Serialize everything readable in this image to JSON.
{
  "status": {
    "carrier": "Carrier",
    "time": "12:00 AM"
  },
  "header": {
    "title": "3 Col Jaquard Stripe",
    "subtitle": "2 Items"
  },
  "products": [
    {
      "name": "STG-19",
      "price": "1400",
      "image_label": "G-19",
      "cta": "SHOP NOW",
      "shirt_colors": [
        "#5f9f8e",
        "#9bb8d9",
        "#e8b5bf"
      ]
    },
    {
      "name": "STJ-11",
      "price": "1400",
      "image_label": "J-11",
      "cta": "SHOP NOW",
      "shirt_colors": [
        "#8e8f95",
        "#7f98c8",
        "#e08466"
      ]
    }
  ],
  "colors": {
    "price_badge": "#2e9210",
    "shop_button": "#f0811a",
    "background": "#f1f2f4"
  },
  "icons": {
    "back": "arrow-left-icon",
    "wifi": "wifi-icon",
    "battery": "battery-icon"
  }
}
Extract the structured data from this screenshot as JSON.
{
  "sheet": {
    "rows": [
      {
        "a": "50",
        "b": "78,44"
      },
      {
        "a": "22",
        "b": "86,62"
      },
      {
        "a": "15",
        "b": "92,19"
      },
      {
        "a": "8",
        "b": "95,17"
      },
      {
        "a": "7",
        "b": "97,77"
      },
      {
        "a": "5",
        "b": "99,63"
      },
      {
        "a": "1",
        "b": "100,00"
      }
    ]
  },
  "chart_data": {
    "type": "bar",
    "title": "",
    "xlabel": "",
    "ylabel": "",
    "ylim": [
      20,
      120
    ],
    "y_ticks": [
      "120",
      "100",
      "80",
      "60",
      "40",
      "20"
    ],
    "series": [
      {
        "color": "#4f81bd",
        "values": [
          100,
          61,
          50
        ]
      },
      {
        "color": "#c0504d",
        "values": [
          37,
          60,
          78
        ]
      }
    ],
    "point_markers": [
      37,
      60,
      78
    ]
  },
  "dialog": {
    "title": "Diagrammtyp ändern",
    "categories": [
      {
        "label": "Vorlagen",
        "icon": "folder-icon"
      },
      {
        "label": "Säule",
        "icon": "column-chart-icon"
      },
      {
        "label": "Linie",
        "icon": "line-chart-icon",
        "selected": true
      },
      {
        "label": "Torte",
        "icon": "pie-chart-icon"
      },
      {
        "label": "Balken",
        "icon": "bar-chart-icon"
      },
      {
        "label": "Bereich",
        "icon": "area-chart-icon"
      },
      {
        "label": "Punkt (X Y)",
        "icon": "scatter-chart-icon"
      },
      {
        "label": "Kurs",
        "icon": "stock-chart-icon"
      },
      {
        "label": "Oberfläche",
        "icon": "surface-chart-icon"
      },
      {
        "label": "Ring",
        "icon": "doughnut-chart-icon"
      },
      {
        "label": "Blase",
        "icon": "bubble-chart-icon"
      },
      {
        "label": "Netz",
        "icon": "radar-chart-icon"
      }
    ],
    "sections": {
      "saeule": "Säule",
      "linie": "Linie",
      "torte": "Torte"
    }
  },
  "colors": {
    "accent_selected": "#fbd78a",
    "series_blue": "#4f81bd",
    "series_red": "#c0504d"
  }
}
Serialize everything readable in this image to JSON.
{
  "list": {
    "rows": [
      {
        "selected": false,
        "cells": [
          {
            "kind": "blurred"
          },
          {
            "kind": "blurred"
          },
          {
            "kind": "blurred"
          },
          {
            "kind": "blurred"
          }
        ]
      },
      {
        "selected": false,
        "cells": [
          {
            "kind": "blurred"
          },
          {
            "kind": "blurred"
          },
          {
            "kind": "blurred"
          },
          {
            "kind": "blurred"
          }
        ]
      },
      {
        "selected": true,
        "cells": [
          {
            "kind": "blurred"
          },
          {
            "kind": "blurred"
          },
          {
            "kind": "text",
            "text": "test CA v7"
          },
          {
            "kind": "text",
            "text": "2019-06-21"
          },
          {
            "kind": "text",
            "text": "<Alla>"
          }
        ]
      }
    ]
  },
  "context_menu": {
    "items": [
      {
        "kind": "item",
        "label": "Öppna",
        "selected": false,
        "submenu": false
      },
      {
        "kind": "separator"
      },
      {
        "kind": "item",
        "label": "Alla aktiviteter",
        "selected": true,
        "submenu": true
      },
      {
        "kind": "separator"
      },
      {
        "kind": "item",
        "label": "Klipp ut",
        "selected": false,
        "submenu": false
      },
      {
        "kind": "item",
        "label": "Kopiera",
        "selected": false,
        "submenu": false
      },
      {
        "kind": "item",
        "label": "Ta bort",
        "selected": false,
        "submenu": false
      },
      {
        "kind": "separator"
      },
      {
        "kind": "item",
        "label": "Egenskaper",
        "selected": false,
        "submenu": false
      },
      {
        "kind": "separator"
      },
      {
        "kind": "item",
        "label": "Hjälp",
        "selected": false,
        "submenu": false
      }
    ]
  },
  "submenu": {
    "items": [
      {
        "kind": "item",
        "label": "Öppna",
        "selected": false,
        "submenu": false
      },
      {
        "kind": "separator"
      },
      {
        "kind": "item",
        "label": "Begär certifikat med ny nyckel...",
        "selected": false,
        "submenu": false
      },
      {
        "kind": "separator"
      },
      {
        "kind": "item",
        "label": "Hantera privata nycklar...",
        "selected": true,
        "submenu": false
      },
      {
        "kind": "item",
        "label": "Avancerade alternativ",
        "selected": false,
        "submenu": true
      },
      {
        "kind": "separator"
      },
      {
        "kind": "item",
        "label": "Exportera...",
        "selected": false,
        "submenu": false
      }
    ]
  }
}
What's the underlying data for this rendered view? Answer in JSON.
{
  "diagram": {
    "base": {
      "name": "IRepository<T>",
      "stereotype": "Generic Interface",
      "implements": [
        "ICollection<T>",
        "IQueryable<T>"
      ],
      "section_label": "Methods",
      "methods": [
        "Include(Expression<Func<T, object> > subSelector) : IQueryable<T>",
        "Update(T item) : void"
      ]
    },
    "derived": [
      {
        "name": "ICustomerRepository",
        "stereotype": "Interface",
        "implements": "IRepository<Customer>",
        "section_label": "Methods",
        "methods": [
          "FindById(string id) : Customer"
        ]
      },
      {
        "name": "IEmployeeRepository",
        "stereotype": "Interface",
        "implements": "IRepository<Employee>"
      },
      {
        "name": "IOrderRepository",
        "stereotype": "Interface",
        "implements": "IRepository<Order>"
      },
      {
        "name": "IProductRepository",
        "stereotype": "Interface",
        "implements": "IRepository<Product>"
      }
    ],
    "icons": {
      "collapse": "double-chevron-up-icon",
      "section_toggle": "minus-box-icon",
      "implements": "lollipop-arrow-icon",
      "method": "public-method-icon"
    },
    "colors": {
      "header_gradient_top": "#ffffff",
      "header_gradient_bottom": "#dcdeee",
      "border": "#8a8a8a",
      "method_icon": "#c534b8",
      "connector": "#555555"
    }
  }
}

== Requirements ==
Exactly reproduce every line of the records.

== Result ==
Serialize everything readable in this image to JSON.
{
  "status": {
    "carrier": "Carrier",
    "time": "12:00 AM"
  },
  "header": {
    "title": "3 Col Jaquard Stripe",
    "subtitle": "2 Items"
  },
  "products": [
    {
      "name": "STG-19",
      "price": "1400",
      "image_label": "G-19",
      "cta": "SHOP NOW",
      "shirt_colors": [
        "#5f9f8e",
        "#9bb8d9",
        "#e8b5bf"
      ]
    },
    {
      "name": "STJ-11",
      "price": "1400",
      "image_label": "J-11",
      "cta": "SHOP NOW",
      "shirt_colors": [
        "#8e8f95",
        "#7f98c8",
        "#e08466"
      ]
    }
  ],
  "colors": {
    "price_badge": "#2e9210",
    "shop_button": "#f0811a",
    "background": "#f1f2f4"
  },
  "icons": {
    "back": "arrow-left-icon",
    "wifi": "wifi-icon",
    "battery": "battery-icon"
  }
}
Extract the structured data from this screenshot as JSON.
{
  "sheet": {
    "rows": [
      {
        "a": "50",
        "b": "78,44"
      },
      {
        "a": "22",
        "b": "86,62"
      },
      {
        "a": "15",
        "b": "92,19"
      },
      {
        "a": "8",
        "b": "95,17"
      },
      {
        "a": "7",
        "b": "97,77"
      },
      {
        "a": "5",
        "b": "99,63"
      },
      {
        "a": "1",
        "b": "100,00"
      }
    ]
  },
  "chart_data": {
    "type": "bar",
    "title": "",
    "xlabel": "",
    "ylabel": "",
    "ylim": [
      20,
      120
    ],
    "y_ticks": [
      "120",
      "100",
      "80",
      "60",
      "40",
      "20"
    ],
    "series": [
      {
        "color": "#4f81bd",
        "values": [
          100,
          61,
          50
        ]
      },
      {
        "color": "#c0504d",
        "values": [
          37,
          60,
          78
        ]
      }
    ],
    "point_markers": [
      37,
      60,
      78
    ]
  },
  "dialog": {
    "title": "Diagrammtyp ändern",
    "categories": [
      {
        "label": "Vorlagen",
        "icon": "folder-icon"
      },
      {
        "label": "Säule",
        "icon": "column-chart-icon"
      },
      {
        "label": "Linie",
        "icon": "line-chart-icon",
        "selected": true
      },
      {
        "label": "Torte",
        "icon": "pie-chart-icon"
      },
      {
        "label": "Balken",
        "icon": "bar-chart-icon"
      },
      {
        "label": "Bereich",
        "icon": "area-chart-icon"
      },
      {
        "label": "Punkt (X Y)",
        "icon": "scatter-chart-icon"
      },
      {
        "label": "Kurs",
        "icon": "stock-chart-icon"
      },
      {
        "label": "Oberfläche",
        "icon": "surface-chart-icon"
      },
      {
        "label": "Ring",
        "icon": "doughnut-chart-icon"
      },
      {
        "label": "Blase",
        "icon": "bubble-chart-icon"
      },
      {
        "label": "Netz",
        "icon": "radar-chart-icon"
      }
    ],
    "sections": {
      "saeule": "Säule",
      "linie": "Linie",
      "torte": "Torte"
    }
  },
  "colors": {
    "accent_selected": "#fbd78a",
    "series_blue": "#4f81bd",
    "series_red": "#c0504d"
  }
}
Serialize everything readable in this image to JSON.
{
  "list": {
    "rows": [
      {
        "selected": false,
        "cells": [
          {
            "kind": "blurred"
          },
          {
            "kind": "blurred"
          },
          {
            "kind": "blurred"
          },
          {
            "kind": "blurred"
          }
        ]
      },
      {
        "selected": false,
        "cells": [
          {
            "kind": "blurred"
          },
          {
            "kind": "blurred"
          },
          {
            "kind": "blurred"
          },
          {
            "kind": "blurred"
          }
        ]
      },
      {
        "selected": true,
        "cells": [
          {
            "kind": "blurred"
          },
          {
            "kind": "blurred"
          },
          {
            "kind": "text",
            "text": "test CA v7"
          },
          {
            "kind": "text",
            "text": "2019-06-21"
          },
          {
            "kind": "text",
            "text": "<Alla>"
          }
        ]
      }
    ]
  },
  "context_menu": {
    "items": [
      {
        "kind": "item",
        "label": "Öppna",
        "selected": false,
        "submenu": false
      },
      {
        "kind": "separator"
      },
      {
        "kind": "item",
        "label": "Alla aktiviteter",
        "selected": true,
        "submenu": true
      },
      {
        "kind": "separator"
      },
      {
        "kind": "item",
        "label": "Klipp ut",
        "selected": false,
        "submenu": false
      },
      {
        "kind": "item",
        "label": "Kopiera",
        "selected": false,
        "submenu": false
      },
      {
        "kind": "item",
        "label": "Ta bort",
        "selected": false,
        "submenu": false
      },
      {
        "kind": "separator"
      },
      {
        "kind": "item",
        "label": "Egenskaper",
        "selected": false,
        "submenu": false
      },
      {
        "kind": "separator"
      },
      {
        "kind": "item",
        "label": "Hjälp",
        "selected": false,
        "submenu": false
      }
    ]
  },
  "submenu": {
    "items": [
      {
        "kind": "item",
        "label": "Öppna",
        "selected": false,
        "submenu": false
      },
      {
        "kind": "separator"
      },
      {
        "kind": "item",
        "label": "Begär certifikat med ny nyckel...",
        "selected": false,
        "submenu": false
      },
      {
        "kind": "separator"
      },
      {
        "kind": "item",
        "label": "Hantera privata nycklar...",
        "selected": true,
        "submenu": false
      },
      {
        "kind": "item",
        "label": "Avancerade alternativ",
        "selected": false,
        "submenu": true
      },
      {
        "kind": "separator"
      },
      {
        "kind": "item",
        "label": "Exportera...",
        "selected": false,
        "submenu": false
      }
    ]
  }
}
What's the underlying data for this rendered view? Answer in JSON.
{
  "diagram": {
    "base": {
      "name": "IRepository<T>",
      "stereotype": "Generic Interface",
      "implements": [
        "ICollection<T>",
        "IQueryable<T>"
      ],
      "section_label": "Methods",
      "methods": [
        "Include(Expression<Func<T, object> > subSelector) : IQueryable<T>",
        "Update(T item) : void"
      ]
    },
    "derived": [
      {
        "name": "ICustomerRepository",
        "stereotype": "Interface",
        "implements": "IRepository<Customer>",
        "section_label": "Methods",
        "methods": [
          "FindById(string id) : Customer"
        ]
      },
      {
        "name": "IEmployeeRepository",
        "stereotype": "Interface",
        "implements": "IRepository<Employee>"
      },
      {
        "name": "IOrderRepository",
        "stereotype": "Interface",
        "implements": "IRepository<Order>"
      },
      {
        "name": "IProductRepository",
        "stereotype": "Interface",
        "implements": "IRepository<Product>"
      }
    ],
    "icons": {
      "collapse": "double-chevron-up-icon",
      "section_toggle": "minus-box-icon",
      "implements": "lollipop-arrow-icon",
      "method": "public-method-icon"
    },
    "colors": {
      "header_gradient_top": "#ffffff",
      "header_gradient_bottom": "#dcdeee",
      "border": "#8a8a8a",
      "method_icon": "#c534b8",
      "connector": "#555555"
    }
  }
}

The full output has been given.